▶ [WHAT THE EXERCISE ASKS]
Scan the material that follows. Copy every line containing the word "shutdown".

▶ [DATA SUPPLIED]

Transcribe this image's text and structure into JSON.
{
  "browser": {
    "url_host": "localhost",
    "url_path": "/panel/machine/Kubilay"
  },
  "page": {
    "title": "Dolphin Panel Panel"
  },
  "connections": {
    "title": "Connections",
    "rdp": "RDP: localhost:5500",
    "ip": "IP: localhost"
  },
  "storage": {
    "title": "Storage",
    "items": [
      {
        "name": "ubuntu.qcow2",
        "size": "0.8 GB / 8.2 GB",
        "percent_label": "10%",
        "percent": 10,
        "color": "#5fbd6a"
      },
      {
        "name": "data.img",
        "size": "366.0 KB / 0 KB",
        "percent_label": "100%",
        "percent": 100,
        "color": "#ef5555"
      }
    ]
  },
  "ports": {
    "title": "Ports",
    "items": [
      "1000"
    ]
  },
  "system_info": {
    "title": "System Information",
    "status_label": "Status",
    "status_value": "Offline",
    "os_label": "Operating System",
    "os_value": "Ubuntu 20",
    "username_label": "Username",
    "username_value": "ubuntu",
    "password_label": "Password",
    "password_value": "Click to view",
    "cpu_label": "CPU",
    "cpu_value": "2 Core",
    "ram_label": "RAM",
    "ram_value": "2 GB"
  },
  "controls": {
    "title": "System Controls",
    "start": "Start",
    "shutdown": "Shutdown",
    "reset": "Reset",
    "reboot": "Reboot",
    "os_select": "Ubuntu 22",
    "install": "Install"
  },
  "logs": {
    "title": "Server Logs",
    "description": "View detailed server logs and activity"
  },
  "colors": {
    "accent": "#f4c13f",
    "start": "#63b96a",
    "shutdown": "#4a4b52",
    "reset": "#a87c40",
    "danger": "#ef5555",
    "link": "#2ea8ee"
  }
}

▶ [SOLUTION TO THIS TASK]
    "shutdown": "Shutdown",
    "shutdown": "#4a4b52",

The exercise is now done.